### WHAT TO PRODUCE
All entries must be repeated exactly; do not include the pictures.

[Source data]
------------------------------------------------------------

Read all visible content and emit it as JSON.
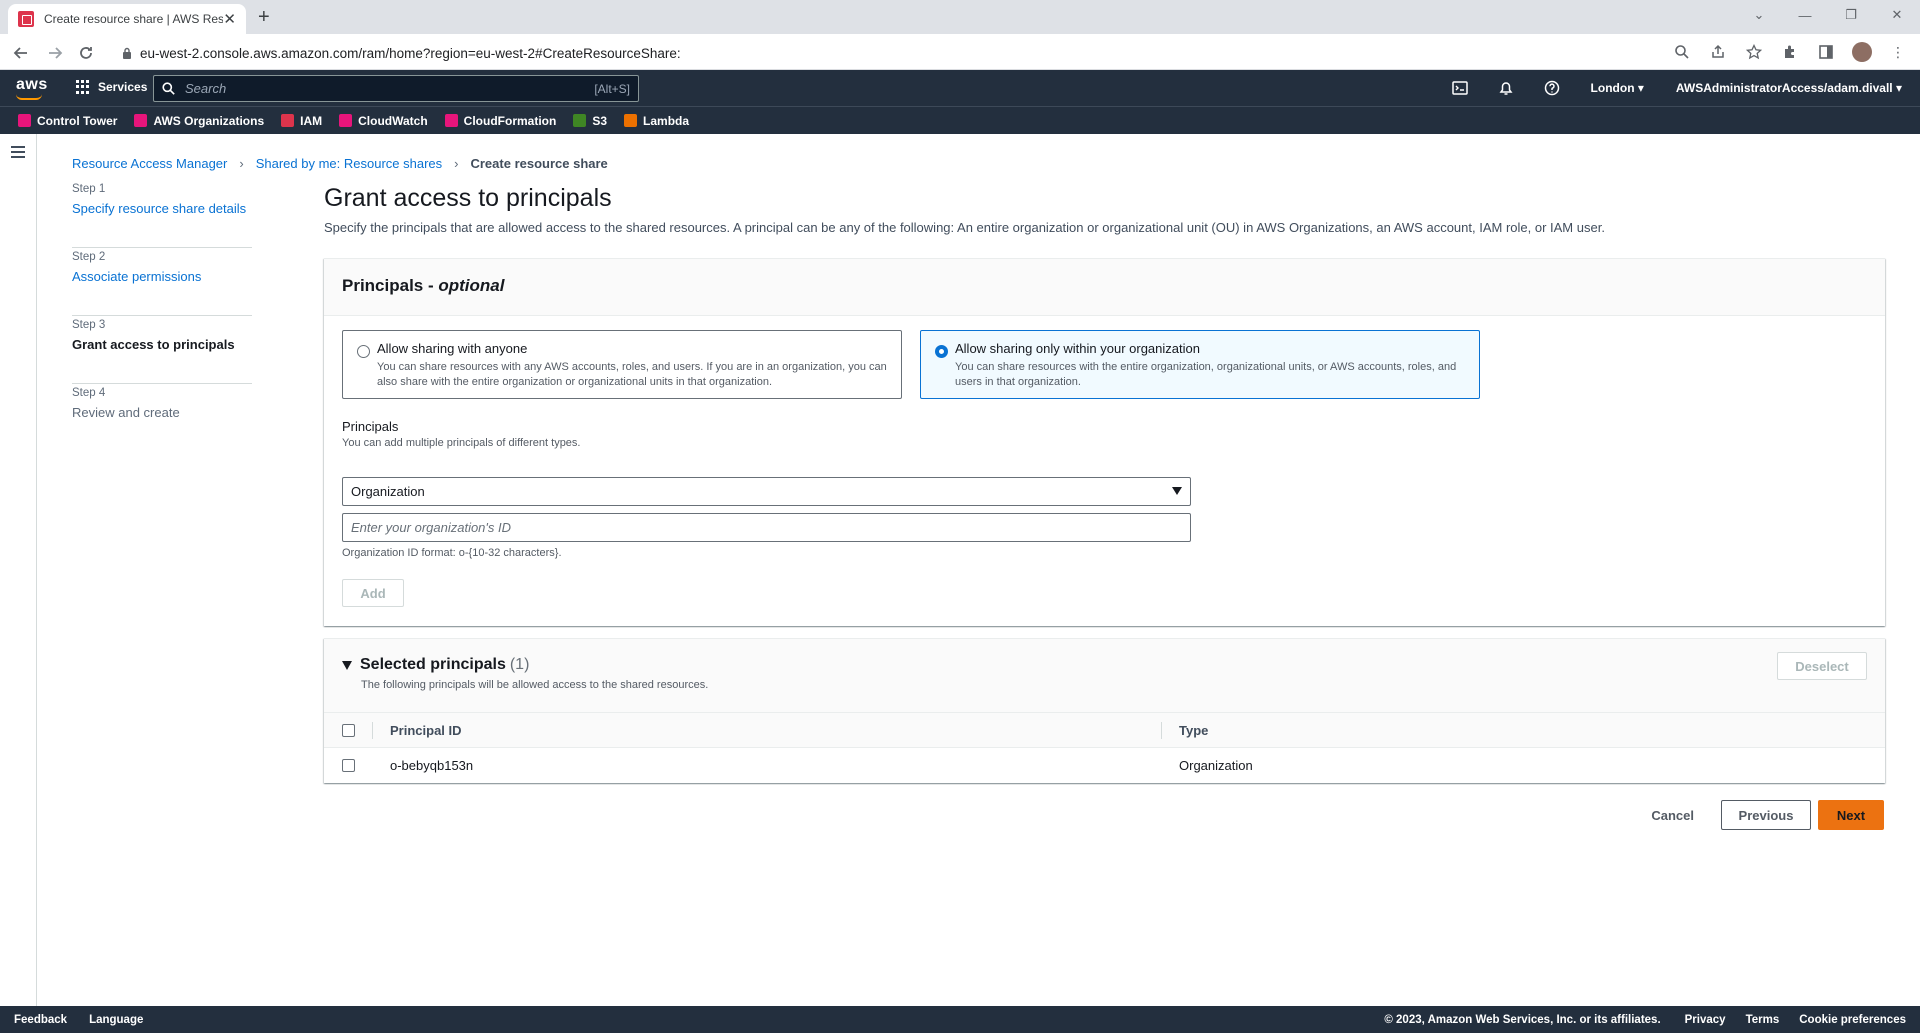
{
  "browser": {
    "tab_title": "Create resource share | AWS Resource Access Manager",
    "url": "eu-west-2.console.aws.amazon.com/ram/home?region=eu-west-2#CreateResourceShare:"
  },
  "awsnav": {
    "services_label": "Services",
    "search_placeholder": "Search",
    "search_shortcut": "[Alt+S]",
    "region": "London ▾",
    "account": "AWSAdministratorAccess/adam.divall ▾"
  },
  "favorites": [
    {
      "label": "Control Tower",
      "color": "#e7157b"
    },
    {
      "label": "AWS Organizations",
      "color": "#e7157b"
    },
    {
      "label": "IAM",
      "color": "#dd344c"
    },
    {
      "label": "CloudWatch",
      "color": "#e7157b"
    },
    {
      "label": "CloudFormation",
      "color": "#e7157b"
    },
    {
      "label": "S3",
      "color": "#3f8624"
    },
    {
      "label": "Lambda",
      "color": "#ed7100"
    }
  ],
  "breadcrumb": {
    "item1": "Resource Access Manager",
    "item2": "Shared by me: Resource shares",
    "current": "Create resource share"
  },
  "steps": [
    {
      "label": "Step 1",
      "title": "Specify resource share details"
    },
    {
      "label": "Step 2",
      "title": "Associate permissions"
    },
    {
      "label": "Step 3",
      "title": "Grant access to principals"
    },
    {
      "label": "Step 4",
      "title": "Review and create"
    }
  ],
  "page": {
    "title": "Grant access to principals",
    "description": "Specify the principals that are allowed access to the shared resources. A principal can be any of the following: An entire organization or organizational unit (OU) in AWS Organizations, an AWS account, IAM role, or IAM user."
  },
  "principals_card": {
    "header": "Principals - ",
    "header_optional": "optional",
    "option_anyone": {
      "title": "Allow sharing with anyone",
      "desc": "You can share resources with any AWS accounts, roles, and users. If you are in an organization, you can also share with the entire organization or organizational units in that organization."
    },
    "option_org": {
      "title": "Allow sharing only within your organization",
      "desc": "You can share resources with the entire organization, organizational units, or AWS accounts, roles, and users in that organization."
    },
    "principals_label": "Principals",
    "principals_hint": "You can add multiple principals of different types.",
    "principal_type": "Organization",
    "org_id_placeholder": "Enter your organization's ID",
    "org_id_hint": "Organization ID format: o-{10-32 characters}.",
    "add_label": "Add"
  },
  "selected_card": {
    "title": "Selected principals",
    "count": "(1)",
    "description": "The following principals will be allowed access to the shared resources.",
    "deselect_label": "Deselect",
    "col_id": "Principal ID",
    "col_type": "Type",
    "rows": [
      {
        "id": "o-bebyqb153n",
        "type": "Organization"
      }
    ]
  },
  "actions": {
    "cancel": "Cancel",
    "previous": "Previous",
    "next": "Next"
  },
  "footer": {
    "feedback": "Feedback",
    "language": "Language",
    "copyright": "© 2023, Amazon Web Services, Inc. or its affiliates.",
    "privacy": "Privacy",
    "terms": "Terms",
    "cookies": "Cookie preferences"
  }
}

------------------------------------------------------------

### SOLUTION
Read all visible content and emit it as JSON.
{
  "browser": {
    "tab_title": "Create resource share | AWS Resource Access Manager",
    "url": "eu-west-2.console.aws.amazon.com/ram/home?region=eu-west-2#CreateResourceShare:"
  },
  "awsnav": {
    "services_label": "Services",
    "search_placeholder": "Search",
    "search_shortcut": "[Alt+S]",
    "region": "London ▾",
    "account": "AWSAdministratorAccess/adam.divall ▾"
  },
  "favorites": [
    {
      "label": "Control Tower",
      "color": "#e7157b"
    },
    {
      "label": "AWS Organizations",
      "color": "#e7157b"
    },
    {
      "label": "IAM",
      "color": "#dd344c"
    },
    {
      "label": "CloudWatch",
      "color": "#e7157b"
    },
    {
      "label": "CloudFormation",
      "color": "#e7157b"
    },
    {
      "label": "S3",
      "color": "#3f8624"
    },
    {
      "label": "Lambda",
      "color": "#ed7100"
    }
  ],
  "breadcrumb": {
    "item1": "Resource Access Manager",
    "item2": "Shared by me: Resource shares",
    "current": "Create resource share"
  },
  "steps": [
    {
      "label": "Step 1",
      "title": "Specify resource share details"
    },
    {
      "label": "Step 2",
      "title": "Associate permissions"
    },
    {
      "label": "Step 3",
      "title": "Grant access to principals"
    },
    {
      "label": "Step 4",
      "title": "Review and create"
    }
  ],
  "page": {
    "title": "Grant access to principals",
    "description": "Specify the principals that are allowed access to the shared resources. A principal can be any of the following: An entire organization or organizational unit (OU) in AWS Organizations, an AWS account, IAM role, or IAM user."
  },
  "principals_card": {
    "header": "Principals - ",
    "header_optional": "optional",
    "option_anyone": {
      "title": "Allow sharing with anyone",
      "desc": "You can share resources with any AWS accounts, roles, and users. If you are in an organization, you can also share with the entire organization or organizational units in that organization."
    },
    "option_org": {
      "title": "Allow sharing only within your organization",
      "desc": "You can share resources with the entire organization, organizational units, or AWS accounts, roles, and users in that organization."
    },
    "principals_label": "Principals",
    "principals_hint": "You can add multiple principals of different types.",
    "principal_type": "Organization",
    "org_id_placeholder": "Enter your organization's ID",
    "org_id_hint": "Organization ID format: o-{10-32 characters}.",
    "add_label": "Add"
  },
  "selected_card": {
    "title": "Selected principals",
    "count": "(1)",
    "description": "The following principals will be allowed access to the shared resources.",
    "deselect_label": "Deselect",
    "col_id": "Principal ID",
    "col_type": "Type",
    "rows": [
      {
        "id": "o-bebyqb153n",
        "type": "Organization"
      }
    ]
  },
  "actions": {
    "cancel": "Cancel",
    "previous": "Previous",
    "next": "Next"
  },
  "footer": {
    "feedback": "Feedback",
    "language": "Language",
    "copyright": "© 2023, Amazon Web Services, Inc. or its affiliates.",
    "privacy": "Privacy",
    "terms": "Terms",
    "cookies": "Cookie preferences"
  }
}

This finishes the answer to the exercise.